═════ TASK MATERIAL ═════

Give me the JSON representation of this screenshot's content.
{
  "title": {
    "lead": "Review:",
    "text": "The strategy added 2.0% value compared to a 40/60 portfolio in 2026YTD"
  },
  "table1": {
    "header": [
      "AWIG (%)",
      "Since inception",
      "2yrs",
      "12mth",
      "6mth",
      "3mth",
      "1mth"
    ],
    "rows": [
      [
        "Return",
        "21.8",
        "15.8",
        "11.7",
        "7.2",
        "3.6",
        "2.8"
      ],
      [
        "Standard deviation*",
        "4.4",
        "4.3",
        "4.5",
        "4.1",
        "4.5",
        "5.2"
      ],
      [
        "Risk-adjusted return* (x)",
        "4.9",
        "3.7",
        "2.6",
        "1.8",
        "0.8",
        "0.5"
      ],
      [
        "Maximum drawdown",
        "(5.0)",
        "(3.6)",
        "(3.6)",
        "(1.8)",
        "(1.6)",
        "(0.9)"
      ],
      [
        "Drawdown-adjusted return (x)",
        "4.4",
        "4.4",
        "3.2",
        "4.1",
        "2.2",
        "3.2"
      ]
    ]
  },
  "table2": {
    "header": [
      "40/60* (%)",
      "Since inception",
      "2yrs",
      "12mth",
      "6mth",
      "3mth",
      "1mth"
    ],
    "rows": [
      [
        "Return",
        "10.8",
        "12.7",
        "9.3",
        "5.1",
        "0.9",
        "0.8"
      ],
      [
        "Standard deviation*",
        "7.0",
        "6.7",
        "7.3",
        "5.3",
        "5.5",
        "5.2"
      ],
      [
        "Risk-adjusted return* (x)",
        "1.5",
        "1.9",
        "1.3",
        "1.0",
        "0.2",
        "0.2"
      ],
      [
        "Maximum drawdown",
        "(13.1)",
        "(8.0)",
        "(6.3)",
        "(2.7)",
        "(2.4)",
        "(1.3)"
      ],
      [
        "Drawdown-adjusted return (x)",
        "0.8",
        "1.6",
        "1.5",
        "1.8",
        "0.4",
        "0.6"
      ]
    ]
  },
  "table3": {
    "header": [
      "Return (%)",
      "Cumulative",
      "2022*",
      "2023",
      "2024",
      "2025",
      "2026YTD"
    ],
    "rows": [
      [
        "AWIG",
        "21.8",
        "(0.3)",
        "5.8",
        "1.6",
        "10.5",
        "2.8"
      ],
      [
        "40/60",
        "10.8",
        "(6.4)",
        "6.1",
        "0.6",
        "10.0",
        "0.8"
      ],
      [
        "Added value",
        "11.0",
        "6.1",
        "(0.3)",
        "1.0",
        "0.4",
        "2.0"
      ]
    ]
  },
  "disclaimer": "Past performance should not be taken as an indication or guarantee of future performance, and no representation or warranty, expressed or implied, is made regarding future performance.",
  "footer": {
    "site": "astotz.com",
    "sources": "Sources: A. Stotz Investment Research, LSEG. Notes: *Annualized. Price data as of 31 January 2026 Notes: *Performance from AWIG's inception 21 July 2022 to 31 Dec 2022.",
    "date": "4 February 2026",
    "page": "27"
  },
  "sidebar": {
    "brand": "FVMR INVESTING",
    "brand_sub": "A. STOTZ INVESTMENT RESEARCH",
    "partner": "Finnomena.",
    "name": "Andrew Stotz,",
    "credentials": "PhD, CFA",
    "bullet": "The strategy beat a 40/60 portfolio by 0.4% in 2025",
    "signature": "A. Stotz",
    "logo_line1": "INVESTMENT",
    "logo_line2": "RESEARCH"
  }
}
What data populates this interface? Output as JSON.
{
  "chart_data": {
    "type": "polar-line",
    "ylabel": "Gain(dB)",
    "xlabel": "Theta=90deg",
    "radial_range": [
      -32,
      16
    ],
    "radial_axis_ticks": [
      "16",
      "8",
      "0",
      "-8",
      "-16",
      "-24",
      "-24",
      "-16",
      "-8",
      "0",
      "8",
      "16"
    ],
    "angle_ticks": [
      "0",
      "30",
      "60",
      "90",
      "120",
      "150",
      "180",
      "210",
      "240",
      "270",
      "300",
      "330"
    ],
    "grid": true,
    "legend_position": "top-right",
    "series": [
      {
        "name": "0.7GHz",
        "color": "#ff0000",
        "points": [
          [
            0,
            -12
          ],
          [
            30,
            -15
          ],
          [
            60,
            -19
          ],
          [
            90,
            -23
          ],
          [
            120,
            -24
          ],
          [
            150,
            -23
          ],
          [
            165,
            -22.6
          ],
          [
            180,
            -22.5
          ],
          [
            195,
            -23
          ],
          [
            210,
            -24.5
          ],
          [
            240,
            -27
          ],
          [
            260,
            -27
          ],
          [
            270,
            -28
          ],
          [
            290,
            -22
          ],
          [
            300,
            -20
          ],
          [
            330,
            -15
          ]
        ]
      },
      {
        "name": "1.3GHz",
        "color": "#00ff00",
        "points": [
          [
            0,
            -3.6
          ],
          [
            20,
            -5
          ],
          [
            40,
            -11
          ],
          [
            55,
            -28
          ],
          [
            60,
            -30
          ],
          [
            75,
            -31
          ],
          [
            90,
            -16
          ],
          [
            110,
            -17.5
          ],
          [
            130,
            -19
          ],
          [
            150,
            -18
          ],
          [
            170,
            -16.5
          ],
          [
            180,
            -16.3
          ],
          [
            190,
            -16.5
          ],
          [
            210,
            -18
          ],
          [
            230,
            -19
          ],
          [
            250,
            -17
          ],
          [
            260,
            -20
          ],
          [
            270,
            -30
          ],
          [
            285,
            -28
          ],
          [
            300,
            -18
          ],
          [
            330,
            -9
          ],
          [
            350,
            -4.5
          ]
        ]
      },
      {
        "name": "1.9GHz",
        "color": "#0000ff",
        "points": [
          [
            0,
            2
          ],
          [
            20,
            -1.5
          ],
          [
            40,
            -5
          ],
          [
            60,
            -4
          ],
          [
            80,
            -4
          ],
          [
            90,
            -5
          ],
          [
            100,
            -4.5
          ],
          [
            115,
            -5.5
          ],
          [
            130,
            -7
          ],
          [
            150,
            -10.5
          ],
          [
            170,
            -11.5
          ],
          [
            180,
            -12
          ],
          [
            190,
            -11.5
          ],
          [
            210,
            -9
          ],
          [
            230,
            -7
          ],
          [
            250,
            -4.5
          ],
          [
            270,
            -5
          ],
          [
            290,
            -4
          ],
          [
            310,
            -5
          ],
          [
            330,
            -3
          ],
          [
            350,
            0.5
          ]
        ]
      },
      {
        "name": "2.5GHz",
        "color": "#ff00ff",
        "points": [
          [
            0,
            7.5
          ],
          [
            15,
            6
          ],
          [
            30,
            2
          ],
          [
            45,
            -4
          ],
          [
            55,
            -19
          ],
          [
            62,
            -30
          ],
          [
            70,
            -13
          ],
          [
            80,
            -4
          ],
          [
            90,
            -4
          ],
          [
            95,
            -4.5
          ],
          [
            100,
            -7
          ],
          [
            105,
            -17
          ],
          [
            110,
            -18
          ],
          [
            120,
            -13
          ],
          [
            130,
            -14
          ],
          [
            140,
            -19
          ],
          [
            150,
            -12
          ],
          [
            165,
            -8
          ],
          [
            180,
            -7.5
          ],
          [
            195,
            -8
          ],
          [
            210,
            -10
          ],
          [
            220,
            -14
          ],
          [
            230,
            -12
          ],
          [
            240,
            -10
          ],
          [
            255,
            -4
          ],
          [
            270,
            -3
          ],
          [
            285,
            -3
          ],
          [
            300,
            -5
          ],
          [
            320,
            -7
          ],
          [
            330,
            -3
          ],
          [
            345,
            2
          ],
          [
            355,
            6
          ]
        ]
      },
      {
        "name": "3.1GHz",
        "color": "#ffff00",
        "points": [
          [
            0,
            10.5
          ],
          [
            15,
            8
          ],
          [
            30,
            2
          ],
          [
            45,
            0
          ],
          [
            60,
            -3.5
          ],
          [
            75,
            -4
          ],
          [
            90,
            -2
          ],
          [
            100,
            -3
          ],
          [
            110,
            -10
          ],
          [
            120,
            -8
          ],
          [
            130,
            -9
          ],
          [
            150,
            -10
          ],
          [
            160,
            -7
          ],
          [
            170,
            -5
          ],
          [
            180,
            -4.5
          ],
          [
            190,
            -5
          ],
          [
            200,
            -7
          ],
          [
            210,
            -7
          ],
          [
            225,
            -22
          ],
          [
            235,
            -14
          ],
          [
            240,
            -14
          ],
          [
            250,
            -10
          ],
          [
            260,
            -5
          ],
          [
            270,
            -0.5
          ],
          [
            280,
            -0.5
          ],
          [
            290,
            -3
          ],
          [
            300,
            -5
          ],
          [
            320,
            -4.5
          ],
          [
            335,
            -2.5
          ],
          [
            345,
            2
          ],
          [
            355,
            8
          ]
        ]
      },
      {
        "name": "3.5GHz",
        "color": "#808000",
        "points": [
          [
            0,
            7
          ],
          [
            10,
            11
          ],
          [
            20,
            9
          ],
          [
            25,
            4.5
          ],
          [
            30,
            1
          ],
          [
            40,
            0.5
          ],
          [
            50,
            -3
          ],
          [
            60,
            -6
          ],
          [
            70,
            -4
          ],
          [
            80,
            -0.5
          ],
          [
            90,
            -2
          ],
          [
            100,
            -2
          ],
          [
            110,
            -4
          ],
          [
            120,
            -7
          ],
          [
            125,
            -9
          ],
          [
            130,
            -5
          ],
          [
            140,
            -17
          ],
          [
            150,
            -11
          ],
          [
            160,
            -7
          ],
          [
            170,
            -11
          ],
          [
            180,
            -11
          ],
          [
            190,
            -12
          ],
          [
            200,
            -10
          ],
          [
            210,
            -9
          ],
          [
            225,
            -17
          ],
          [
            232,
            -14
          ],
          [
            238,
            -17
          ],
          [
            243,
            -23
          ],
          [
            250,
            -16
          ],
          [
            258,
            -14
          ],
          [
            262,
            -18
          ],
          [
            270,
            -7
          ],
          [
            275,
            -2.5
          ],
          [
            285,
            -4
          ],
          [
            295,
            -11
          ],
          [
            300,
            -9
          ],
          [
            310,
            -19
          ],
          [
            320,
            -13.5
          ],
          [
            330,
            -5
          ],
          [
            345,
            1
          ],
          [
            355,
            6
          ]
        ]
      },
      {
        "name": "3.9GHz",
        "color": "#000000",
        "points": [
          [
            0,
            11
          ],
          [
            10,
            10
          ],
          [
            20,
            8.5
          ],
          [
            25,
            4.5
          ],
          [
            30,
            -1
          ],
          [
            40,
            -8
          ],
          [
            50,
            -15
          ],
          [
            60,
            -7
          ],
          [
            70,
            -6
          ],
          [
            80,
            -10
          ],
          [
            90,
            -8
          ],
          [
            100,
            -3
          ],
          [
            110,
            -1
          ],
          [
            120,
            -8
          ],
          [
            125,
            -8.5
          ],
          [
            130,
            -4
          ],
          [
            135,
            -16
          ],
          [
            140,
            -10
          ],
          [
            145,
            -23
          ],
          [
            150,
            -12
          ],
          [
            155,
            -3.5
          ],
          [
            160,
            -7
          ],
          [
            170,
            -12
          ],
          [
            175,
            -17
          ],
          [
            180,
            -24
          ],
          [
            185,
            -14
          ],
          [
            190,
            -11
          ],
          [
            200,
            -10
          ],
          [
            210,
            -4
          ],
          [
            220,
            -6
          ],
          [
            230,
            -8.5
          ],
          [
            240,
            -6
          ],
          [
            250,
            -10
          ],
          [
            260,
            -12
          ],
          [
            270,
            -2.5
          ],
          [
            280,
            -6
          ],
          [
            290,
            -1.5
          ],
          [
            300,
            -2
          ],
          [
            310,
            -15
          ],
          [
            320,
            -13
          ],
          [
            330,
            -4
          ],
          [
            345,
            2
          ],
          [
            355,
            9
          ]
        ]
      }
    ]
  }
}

═════

TASK TO COMPLETE ->
List the lines that contain the word "this".

TASK ANSWER ->
Give me the JSON representation of this screenshot's content.
What data populates this interface? Output as JSON.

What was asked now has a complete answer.